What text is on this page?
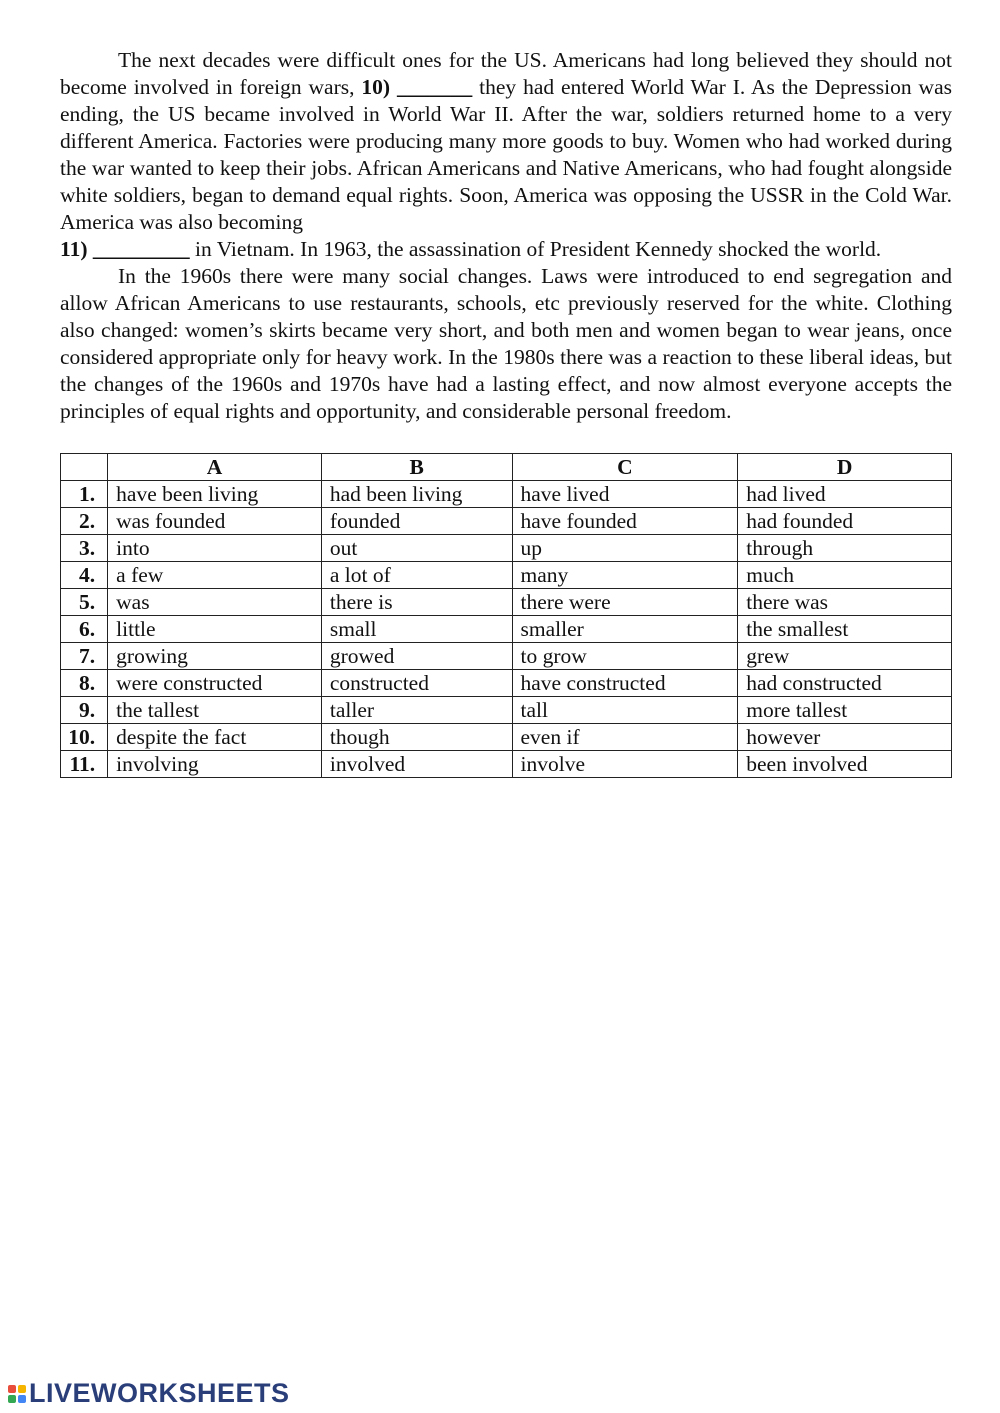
The next decades were difficult ones for the US. Americans had long believed they should not become involved in foreign wars, 10) _______ they had entered World War I. As the Depression was ending, the US became involved in World War II. After the war, soldiers returned home to a very different America. Factories were producing many more goods to buy. Women who had worked during the war wanted to keep their jobs. African Americans and Native Americans, who had fought alongside white soldiers, began to demand equal rights. Soon, America was opposing the USSR in the Cold War. America was also becoming
11) _________ in Vietnam. In 1963, the assassination of President Kennedy shocked the world.

In the 1960s there were many social changes. Laws were introduced to end segregation and allow African Americans to use restaurants, schools, etc previously reserved for the white. Clothing also changed: women’s skirts became very short, and both men and women began to wear jeans, once considered appropriate only for heavy work. In the 1980s there was a reaction to these liberal ideas, but the changes of the 1960s and 1970s have had a lasting effect, and now almost everyone accepts the principles of equal rights and opportunity, and considerable personal freedom.

	A	B	C	D
1.	have been living	had been living	have lived	had lived
2.	was founded	founded	have founded	had founded
3.	into	out	up	through
4.	a few	a lot of	many	much
5.	was	there is	there were	there was
6.	little	small	smaller	the smallest
7.	growing	growed	to grow	grew
8.	were constructed	constructed	have constructed	had constructed
9.	the tallest	taller	tall	more tallest
10.	despite the fact	though	even if	however
11.	involving	involved	involve	been involved
LIVEWORKSHEETS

.....

• _Task objective_: Output the full set of records above without changing a word, and drop the images.

• _Completed task_:
What text is on this page?
The next decades were difficult ones for the US. Americans had long believed they should not become involved in foreign wars, 10) _______ they had entered World War I. As the Depression was ending, the US became involved in World War II. After the war, soldiers returned home to a very different America. Factories were producing many more goods to buy. Women who had worked during the war wanted to keep their jobs. African Americans and Native Americans, who had fought alongside white soldiers, began to demand equal rights. Soon, America was opposing the USSR in the Cold War. America was also becoming
11) _________ in Vietnam. In 1963, the assassination of President Kennedy shocked the world.

In the 1960s there were many social changes. Laws were introduced to end segregation and allow African Americans to use restaurants, schools, etc previously reserved for the white. Clothing also changed: women’s skirts became very short, and both men and women began to wear jeans, once considered appropriate only for heavy work. In the 1980s there was a reaction to these liberal ideas, but the changes of the 1960s and 1970s have had a lasting effect, and now almost everyone accepts the principles of equal rights and opportunity, and considerable personal freedom.

	A	B	C	D
1.	have been living	had been living	have lived	had lived
2.	was founded	founded	have founded	had founded
3.	into	out	up	through
4.	a few	a lot of	many	much
5.	was	there is	there were	there was
6.	little	small	smaller	the smallest
7.	growing	growed	to grow	grew
8.	were constructed	constructed	have constructed	had constructed
9.	the tallest	taller	tall	more tallest
10.	despite the fact	though	even if	however
11.	involving	involved	involve	been involved
LIVEWORKSHEETS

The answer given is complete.